- **What the task requires**
In the entries below, find every line with "Generación" and copy it.

────────────────────

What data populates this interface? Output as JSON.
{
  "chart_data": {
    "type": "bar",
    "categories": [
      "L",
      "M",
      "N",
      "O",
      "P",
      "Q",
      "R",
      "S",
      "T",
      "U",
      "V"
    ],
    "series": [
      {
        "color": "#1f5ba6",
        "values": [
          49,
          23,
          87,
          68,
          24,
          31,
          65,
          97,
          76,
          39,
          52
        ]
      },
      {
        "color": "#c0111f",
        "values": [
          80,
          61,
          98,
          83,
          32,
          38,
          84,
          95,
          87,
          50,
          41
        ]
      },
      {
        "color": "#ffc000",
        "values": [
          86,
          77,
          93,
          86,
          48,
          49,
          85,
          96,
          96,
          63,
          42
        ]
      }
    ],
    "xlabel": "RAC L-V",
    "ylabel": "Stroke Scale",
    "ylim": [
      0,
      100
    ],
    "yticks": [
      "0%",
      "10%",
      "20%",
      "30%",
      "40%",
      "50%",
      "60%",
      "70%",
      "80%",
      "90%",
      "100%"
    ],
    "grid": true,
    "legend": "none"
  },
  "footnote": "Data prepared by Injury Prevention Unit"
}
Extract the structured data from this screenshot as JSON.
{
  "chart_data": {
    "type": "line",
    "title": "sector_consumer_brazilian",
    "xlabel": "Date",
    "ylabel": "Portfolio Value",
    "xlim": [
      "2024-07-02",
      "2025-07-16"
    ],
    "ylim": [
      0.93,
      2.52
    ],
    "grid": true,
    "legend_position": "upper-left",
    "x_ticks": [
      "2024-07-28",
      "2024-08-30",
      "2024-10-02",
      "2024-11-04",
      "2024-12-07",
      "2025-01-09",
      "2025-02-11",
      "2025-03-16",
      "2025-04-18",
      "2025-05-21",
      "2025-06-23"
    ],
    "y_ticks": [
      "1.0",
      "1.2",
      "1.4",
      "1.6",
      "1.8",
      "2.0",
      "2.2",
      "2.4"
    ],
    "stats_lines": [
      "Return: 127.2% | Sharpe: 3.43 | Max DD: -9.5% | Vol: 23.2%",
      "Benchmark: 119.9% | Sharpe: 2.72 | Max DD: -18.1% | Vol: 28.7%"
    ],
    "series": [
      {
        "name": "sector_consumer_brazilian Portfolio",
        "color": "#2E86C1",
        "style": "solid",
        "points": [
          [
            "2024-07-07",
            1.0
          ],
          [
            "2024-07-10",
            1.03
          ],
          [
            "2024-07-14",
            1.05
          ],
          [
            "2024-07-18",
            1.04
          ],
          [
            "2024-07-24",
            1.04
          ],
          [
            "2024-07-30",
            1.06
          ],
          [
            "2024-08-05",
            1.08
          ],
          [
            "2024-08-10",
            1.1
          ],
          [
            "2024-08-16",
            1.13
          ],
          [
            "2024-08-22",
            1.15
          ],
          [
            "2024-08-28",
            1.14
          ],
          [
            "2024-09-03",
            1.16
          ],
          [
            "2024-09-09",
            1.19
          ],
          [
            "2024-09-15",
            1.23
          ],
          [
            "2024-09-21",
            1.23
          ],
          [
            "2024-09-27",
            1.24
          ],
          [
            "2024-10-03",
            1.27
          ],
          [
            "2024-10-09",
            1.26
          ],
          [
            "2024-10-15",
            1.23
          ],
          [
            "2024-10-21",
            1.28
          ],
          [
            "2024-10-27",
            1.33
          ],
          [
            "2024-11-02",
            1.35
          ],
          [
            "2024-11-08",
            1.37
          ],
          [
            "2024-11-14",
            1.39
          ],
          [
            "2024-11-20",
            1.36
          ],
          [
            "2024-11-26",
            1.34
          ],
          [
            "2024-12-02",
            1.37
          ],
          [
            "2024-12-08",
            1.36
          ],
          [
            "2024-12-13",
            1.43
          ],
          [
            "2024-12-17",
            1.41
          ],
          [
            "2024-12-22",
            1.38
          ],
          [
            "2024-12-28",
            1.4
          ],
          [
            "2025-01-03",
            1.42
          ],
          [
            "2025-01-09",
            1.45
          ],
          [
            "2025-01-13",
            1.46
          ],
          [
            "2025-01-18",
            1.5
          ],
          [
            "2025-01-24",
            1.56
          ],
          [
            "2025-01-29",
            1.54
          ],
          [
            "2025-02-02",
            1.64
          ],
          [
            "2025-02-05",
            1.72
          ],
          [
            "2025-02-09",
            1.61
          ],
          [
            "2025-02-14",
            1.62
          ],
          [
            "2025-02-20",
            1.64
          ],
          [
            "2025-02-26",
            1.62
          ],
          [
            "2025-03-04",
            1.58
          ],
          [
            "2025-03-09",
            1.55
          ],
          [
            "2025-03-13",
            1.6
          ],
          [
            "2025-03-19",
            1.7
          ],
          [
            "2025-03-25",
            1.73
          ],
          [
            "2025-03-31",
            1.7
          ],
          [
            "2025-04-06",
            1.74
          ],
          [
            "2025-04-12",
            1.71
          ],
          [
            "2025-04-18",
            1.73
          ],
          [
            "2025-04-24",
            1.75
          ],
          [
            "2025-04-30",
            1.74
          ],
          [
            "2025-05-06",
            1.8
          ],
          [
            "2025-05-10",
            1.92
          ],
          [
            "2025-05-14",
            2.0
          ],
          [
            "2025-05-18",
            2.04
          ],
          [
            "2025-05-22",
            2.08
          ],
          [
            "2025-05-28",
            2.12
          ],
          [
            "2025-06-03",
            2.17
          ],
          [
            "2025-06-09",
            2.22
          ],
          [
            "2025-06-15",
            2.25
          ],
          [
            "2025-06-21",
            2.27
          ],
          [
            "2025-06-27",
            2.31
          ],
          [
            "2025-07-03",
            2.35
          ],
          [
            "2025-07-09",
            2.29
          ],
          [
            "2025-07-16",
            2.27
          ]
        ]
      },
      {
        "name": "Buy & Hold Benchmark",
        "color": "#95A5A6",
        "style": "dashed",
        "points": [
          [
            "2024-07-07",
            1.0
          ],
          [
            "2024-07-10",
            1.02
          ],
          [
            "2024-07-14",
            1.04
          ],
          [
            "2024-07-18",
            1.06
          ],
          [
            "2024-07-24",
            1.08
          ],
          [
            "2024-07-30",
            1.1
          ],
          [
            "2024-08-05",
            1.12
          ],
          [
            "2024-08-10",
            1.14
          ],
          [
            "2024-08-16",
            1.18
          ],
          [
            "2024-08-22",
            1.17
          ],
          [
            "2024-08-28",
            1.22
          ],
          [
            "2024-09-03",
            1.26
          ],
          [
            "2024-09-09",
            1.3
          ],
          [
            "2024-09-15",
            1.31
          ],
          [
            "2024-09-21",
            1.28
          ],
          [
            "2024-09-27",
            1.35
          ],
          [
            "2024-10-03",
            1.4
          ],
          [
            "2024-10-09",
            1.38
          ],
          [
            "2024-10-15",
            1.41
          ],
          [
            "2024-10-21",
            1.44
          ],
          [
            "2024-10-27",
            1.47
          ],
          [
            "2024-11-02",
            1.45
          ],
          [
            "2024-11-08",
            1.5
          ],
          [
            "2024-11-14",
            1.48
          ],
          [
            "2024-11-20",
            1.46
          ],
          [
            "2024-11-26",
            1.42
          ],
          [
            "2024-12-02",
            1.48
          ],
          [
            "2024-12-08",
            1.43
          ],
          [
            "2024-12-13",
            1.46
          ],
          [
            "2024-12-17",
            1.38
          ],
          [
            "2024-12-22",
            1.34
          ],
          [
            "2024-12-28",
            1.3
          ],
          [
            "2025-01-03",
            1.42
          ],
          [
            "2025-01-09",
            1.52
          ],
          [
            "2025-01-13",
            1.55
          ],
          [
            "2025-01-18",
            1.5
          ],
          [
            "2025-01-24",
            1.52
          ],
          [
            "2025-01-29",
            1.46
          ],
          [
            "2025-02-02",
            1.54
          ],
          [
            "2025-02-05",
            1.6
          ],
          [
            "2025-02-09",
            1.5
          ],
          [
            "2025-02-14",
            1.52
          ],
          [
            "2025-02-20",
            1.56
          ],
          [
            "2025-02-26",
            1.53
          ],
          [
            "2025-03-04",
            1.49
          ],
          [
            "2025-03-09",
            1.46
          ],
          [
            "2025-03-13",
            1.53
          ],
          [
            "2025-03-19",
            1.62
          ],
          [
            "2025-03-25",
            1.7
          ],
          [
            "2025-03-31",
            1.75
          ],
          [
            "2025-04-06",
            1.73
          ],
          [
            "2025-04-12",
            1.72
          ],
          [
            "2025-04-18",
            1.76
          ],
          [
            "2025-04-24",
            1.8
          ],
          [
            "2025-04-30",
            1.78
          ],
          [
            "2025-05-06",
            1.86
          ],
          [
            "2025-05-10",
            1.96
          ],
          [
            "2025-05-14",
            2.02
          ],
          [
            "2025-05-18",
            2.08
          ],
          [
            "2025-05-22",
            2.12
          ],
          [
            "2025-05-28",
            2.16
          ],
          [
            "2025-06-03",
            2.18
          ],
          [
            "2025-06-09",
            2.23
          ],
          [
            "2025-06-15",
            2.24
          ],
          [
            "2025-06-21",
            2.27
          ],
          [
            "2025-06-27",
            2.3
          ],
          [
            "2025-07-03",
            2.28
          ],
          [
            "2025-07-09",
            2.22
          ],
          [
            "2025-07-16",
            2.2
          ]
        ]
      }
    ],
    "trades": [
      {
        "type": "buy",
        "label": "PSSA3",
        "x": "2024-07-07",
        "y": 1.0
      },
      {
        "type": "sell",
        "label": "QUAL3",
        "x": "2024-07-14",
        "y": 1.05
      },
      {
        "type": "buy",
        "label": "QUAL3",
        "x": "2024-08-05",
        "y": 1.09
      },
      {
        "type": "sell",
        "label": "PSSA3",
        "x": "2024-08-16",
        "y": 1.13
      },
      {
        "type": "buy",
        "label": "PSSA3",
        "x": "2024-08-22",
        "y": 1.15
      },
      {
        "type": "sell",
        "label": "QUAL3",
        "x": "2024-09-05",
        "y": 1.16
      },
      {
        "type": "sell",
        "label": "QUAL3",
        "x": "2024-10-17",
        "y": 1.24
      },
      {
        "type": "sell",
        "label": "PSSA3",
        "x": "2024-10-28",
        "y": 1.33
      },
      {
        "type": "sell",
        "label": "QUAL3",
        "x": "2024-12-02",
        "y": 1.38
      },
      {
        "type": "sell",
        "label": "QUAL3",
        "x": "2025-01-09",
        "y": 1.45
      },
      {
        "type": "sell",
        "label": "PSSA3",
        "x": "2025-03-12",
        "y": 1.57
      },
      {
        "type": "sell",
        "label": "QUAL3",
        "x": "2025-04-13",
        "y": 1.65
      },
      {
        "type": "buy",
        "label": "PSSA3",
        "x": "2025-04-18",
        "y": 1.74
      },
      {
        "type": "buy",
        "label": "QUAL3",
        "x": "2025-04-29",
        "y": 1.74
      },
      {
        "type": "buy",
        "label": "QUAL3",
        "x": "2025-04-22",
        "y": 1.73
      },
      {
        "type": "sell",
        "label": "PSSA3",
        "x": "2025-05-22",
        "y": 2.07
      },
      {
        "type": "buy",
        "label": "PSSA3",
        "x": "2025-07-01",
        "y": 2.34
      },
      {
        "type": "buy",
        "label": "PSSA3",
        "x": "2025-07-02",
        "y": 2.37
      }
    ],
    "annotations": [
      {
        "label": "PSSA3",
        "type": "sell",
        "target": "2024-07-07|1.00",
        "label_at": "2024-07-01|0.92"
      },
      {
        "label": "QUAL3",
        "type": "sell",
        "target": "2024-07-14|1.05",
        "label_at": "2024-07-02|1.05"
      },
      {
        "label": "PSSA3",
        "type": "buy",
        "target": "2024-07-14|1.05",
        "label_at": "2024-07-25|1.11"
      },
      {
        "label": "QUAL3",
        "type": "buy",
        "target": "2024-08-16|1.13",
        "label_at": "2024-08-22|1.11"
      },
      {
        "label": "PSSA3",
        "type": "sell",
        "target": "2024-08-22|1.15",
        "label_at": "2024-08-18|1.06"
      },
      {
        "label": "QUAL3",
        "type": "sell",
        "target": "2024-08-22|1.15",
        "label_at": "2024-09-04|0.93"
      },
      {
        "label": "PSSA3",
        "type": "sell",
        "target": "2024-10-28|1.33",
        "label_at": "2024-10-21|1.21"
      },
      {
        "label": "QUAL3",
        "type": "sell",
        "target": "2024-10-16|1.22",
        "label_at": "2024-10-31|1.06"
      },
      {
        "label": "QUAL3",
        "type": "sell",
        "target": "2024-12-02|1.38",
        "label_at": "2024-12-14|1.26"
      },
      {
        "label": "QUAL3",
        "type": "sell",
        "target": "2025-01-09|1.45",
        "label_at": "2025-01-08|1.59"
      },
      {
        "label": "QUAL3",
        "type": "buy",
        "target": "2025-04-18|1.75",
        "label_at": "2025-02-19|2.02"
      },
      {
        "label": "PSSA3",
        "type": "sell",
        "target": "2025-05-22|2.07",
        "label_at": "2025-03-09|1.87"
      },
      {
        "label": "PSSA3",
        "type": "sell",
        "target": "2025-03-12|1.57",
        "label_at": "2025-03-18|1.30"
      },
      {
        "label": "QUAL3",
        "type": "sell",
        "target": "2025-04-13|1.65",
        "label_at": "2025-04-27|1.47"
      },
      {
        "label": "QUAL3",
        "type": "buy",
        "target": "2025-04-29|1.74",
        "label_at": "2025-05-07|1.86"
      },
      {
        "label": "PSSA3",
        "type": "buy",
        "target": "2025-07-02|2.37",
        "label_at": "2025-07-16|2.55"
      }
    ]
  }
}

────────────────────

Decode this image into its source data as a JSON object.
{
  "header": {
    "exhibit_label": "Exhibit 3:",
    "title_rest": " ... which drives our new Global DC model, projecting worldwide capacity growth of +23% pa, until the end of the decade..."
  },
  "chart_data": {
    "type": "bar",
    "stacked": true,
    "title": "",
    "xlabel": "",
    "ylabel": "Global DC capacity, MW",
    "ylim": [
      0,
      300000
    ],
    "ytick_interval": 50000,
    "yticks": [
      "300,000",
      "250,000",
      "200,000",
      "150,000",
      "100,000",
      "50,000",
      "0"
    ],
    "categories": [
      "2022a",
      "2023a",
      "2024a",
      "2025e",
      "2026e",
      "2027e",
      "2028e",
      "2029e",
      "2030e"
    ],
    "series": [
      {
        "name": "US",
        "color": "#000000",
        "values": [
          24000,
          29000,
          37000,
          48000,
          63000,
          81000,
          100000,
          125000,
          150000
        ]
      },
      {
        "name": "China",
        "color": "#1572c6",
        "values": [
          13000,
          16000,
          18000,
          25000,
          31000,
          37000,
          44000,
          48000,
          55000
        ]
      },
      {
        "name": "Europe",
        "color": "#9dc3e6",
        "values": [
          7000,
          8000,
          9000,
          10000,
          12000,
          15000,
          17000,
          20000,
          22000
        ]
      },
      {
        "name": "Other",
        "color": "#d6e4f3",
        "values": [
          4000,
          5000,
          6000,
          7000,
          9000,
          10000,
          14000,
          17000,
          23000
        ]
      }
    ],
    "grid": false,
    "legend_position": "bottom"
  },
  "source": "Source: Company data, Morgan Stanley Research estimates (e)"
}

────────────────────

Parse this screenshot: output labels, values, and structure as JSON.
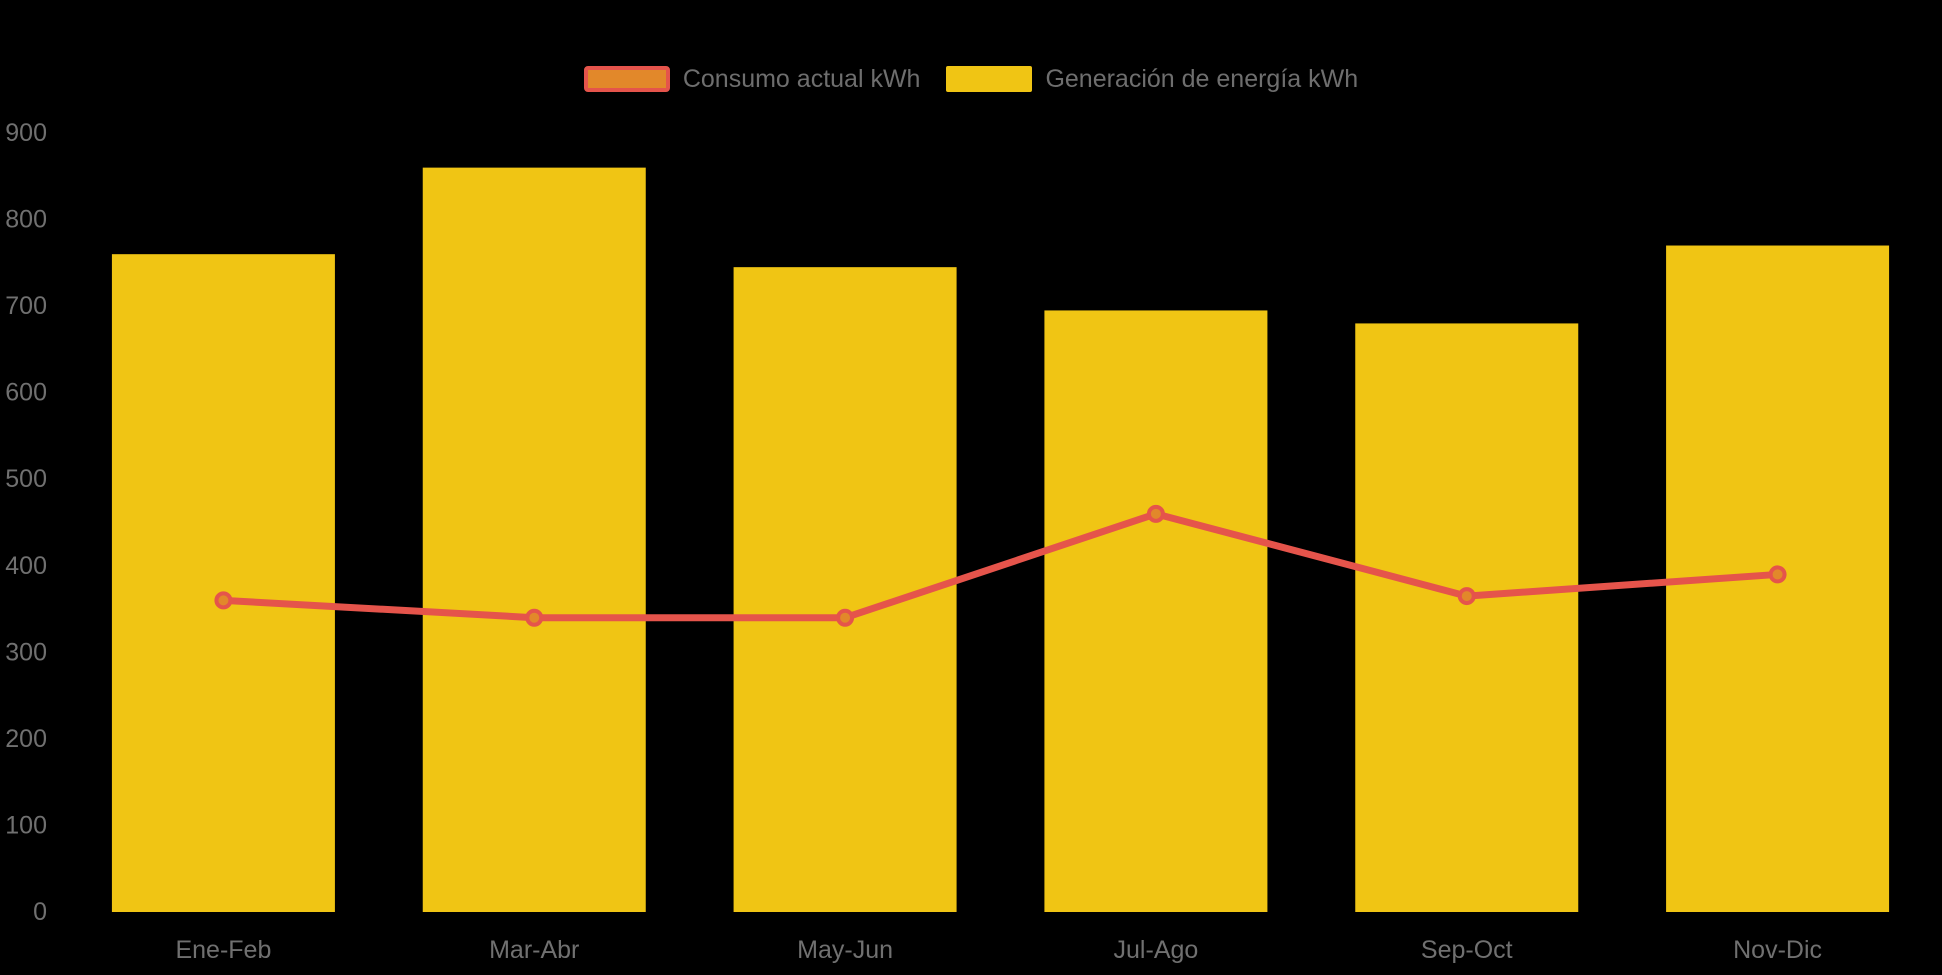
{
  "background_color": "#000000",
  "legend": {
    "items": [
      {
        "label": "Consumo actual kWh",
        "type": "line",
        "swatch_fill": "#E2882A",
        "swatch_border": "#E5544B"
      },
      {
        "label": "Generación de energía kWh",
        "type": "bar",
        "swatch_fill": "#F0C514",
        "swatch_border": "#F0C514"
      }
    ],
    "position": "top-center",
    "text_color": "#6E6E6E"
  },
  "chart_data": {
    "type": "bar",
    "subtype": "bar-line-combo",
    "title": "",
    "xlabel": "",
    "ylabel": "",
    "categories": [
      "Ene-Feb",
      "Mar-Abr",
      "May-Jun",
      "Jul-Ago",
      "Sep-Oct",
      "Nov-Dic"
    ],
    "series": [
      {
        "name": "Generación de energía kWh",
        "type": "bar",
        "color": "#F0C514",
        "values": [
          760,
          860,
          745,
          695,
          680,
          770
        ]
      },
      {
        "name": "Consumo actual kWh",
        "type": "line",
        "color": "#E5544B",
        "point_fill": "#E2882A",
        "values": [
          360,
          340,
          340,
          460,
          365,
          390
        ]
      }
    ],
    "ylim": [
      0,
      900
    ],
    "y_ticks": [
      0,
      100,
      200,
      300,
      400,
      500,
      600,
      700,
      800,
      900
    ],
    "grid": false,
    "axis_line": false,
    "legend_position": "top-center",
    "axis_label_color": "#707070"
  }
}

────────────────────

- **Solution below**
        "label": "Generación de energía kWh",
        "name": "Generación de energía kWh",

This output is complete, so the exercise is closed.